■ **To do**
Without the pictures, print each of the records below exactly as it appears.

■ **Record set**
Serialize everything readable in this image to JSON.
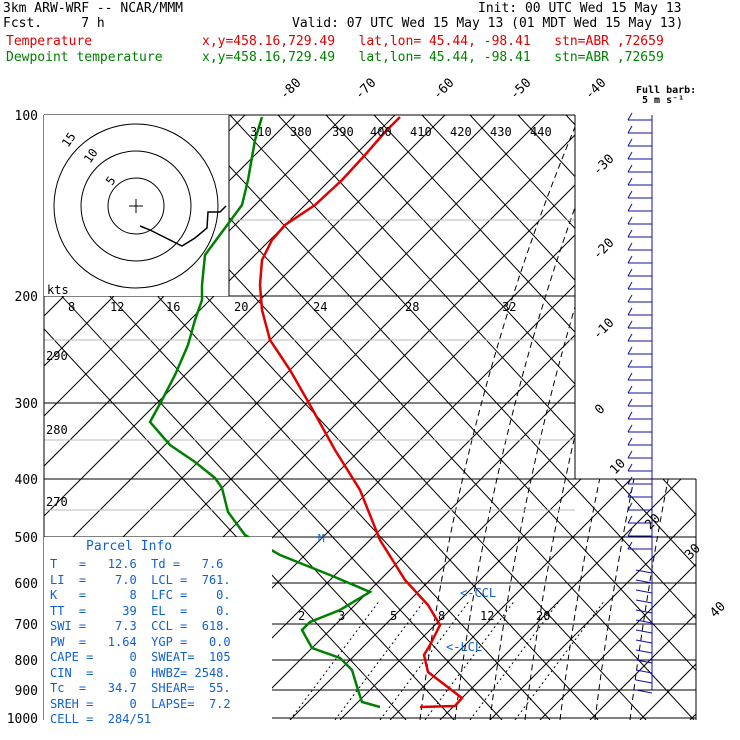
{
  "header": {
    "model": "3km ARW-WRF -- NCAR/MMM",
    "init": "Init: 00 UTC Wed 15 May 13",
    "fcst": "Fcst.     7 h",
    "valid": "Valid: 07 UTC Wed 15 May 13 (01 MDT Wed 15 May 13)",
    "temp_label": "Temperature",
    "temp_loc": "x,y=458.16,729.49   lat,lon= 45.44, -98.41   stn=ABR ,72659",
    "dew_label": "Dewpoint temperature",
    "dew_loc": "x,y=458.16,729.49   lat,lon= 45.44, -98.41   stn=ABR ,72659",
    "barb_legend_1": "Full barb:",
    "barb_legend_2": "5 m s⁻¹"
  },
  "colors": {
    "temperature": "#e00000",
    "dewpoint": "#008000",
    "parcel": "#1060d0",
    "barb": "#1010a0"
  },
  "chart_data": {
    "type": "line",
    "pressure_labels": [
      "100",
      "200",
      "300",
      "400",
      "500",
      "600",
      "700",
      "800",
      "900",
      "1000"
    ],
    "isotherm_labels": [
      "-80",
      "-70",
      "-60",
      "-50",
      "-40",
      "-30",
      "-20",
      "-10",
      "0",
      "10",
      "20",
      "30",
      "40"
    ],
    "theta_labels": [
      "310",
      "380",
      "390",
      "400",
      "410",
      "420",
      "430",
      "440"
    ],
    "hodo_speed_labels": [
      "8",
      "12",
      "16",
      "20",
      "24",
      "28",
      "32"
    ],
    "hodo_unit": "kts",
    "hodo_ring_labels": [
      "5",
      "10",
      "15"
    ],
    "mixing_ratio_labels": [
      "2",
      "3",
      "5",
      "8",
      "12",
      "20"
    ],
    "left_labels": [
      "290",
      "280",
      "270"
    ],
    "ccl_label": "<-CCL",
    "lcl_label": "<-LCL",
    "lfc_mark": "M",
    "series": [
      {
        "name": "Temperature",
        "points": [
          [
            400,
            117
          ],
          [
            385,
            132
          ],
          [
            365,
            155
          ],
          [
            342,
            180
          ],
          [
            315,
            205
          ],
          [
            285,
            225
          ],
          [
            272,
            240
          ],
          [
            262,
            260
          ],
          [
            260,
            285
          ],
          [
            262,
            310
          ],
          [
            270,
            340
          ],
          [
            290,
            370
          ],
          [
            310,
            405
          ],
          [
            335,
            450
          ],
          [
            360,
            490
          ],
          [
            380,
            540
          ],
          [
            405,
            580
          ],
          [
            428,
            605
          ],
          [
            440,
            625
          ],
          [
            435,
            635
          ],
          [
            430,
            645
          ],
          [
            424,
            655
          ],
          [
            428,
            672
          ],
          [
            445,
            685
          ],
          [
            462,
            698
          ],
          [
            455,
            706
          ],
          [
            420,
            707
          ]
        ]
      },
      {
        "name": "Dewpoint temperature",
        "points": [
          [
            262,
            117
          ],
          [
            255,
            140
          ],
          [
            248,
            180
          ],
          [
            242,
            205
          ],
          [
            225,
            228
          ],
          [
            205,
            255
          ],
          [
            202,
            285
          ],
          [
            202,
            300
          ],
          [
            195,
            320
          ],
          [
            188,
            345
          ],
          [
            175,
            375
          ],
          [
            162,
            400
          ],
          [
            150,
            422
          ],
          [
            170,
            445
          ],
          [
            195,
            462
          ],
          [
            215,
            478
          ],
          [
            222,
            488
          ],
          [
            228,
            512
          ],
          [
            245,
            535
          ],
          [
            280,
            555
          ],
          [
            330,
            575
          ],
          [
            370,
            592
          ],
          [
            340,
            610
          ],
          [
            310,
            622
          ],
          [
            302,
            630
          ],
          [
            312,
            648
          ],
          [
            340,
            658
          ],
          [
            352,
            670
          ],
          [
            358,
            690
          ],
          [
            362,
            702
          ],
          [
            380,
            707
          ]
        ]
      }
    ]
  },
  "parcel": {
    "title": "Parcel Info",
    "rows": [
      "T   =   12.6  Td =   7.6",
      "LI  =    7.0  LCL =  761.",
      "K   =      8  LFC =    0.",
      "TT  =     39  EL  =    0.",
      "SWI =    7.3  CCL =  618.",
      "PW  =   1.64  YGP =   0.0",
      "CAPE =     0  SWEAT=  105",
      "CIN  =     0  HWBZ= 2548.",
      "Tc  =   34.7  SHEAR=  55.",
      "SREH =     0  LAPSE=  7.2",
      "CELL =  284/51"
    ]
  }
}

■ **Reply to the exercise**
Serialize everything readable in this image to JSON.
{
  "header": {
    "model": "3km ARW-WRF -- NCAR/MMM",
    "init": "Init: 00 UTC Wed 15 May 13",
    "fcst": "Fcst.     7 h",
    "valid": "Valid: 07 UTC Wed 15 May 13 (01 MDT Wed 15 May 13)",
    "temp_label": "Temperature",
    "temp_loc": "x,y=458.16,729.49   lat,lon= 45.44, -98.41   stn=ABR ,72659",
    "dew_label": "Dewpoint temperature",
    "dew_loc": "x,y=458.16,729.49   lat,lon= 45.44, -98.41   stn=ABR ,72659",
    "barb_legend_1": "Full barb:",
    "barb_legend_2": "5 m s⁻¹"
  },
  "colors": {
    "temperature": "#e00000",
    "dewpoint": "#008000",
    "parcel": "#1060d0",
    "barb": "#1010a0"
  },
  "chart_data": {
    "type": "line",
    "pressure_labels": [
      "100",
      "200",
      "300",
      "400",
      "500",
      "600",
      "700",
      "800",
      "900",
      "1000"
    ],
    "isotherm_labels": [
      "-80",
      "-70",
      "-60",
      "-50",
      "-40",
      "-30",
      "-20",
      "-10",
      "0",
      "10",
      "20",
      "30",
      "40"
    ],
    "theta_labels": [
      "310",
      "380",
      "390",
      "400",
      "410",
      "420",
      "430",
      "440"
    ],
    "hodo_speed_labels": [
      "8",
      "12",
      "16",
      "20",
      "24",
      "28",
      "32"
    ],
    "hodo_unit": "kts",
    "hodo_ring_labels": [
      "5",
      "10",
      "15"
    ],
    "mixing_ratio_labels": [
      "2",
      "3",
      "5",
      "8",
      "12",
      "20"
    ],
    "left_labels": [
      "290",
      "280",
      "270"
    ],
    "ccl_label": "<-CCL",
    "lcl_label": "<-LCL",
    "lfc_mark": "M",
    "series": [
      {
        "name": "Temperature",
        "points": [
          [
            400,
            117
          ],
          [
            385,
            132
          ],
          [
            365,
            155
          ],
          [
            342,
            180
          ],
          [
            315,
            205
          ],
          [
            285,
            225
          ],
          [
            272,
            240
          ],
          [
            262,
            260
          ],
          [
            260,
            285
          ],
          [
            262,
            310
          ],
          [
            270,
            340
          ],
          [
            290,
            370
          ],
          [
            310,
            405
          ],
          [
            335,
            450
          ],
          [
            360,
            490
          ],
          [
            380,
            540
          ],
          [
            405,
            580
          ],
          [
            428,
            605
          ],
          [
            440,
            625
          ],
          [
            435,
            635
          ],
          [
            430,
            645
          ],
          [
            424,
            655
          ],
          [
            428,
            672
          ],
          [
            445,
            685
          ],
          [
            462,
            698
          ],
          [
            455,
            706
          ],
          [
            420,
            707
          ]
        ]
      },
      {
        "name": "Dewpoint temperature",
        "points": [
          [
            262,
            117
          ],
          [
            255,
            140
          ],
          [
            248,
            180
          ],
          [
            242,
            205
          ],
          [
            225,
            228
          ],
          [
            205,
            255
          ],
          [
            202,
            285
          ],
          [
            202,
            300
          ],
          [
            195,
            320
          ],
          [
            188,
            345
          ],
          [
            175,
            375
          ],
          [
            162,
            400
          ],
          [
            150,
            422
          ],
          [
            170,
            445
          ],
          [
            195,
            462
          ],
          [
            215,
            478
          ],
          [
            222,
            488
          ],
          [
            228,
            512
          ],
          [
            245,
            535
          ],
          [
            280,
            555
          ],
          [
            330,
            575
          ],
          [
            370,
            592
          ],
          [
            340,
            610
          ],
          [
            310,
            622
          ],
          [
            302,
            630
          ],
          [
            312,
            648
          ],
          [
            340,
            658
          ],
          [
            352,
            670
          ],
          [
            358,
            690
          ],
          [
            362,
            702
          ],
          [
            380,
            707
          ]
        ]
      }
    ]
  },
  "parcel": {
    "title": "Parcel Info",
    "rows": [
      "T   =   12.6  Td =   7.6",
      "LI  =    7.0  LCL =  761.",
      "K   =      8  LFC =    0.",
      "TT  =     39  EL  =    0.",
      "SWI =    7.3  CCL =  618.",
      "PW  =   1.64  YGP =   0.0",
      "CAPE =     0  SWEAT=  105",
      "CIN  =     0  HWBZ= 2548.",
      "Tc  =   34.7  SHEAR=  55.",
      "SREH =     0  LAPSE=  7.2",
      "CELL =  284/51"
    ]
  }
}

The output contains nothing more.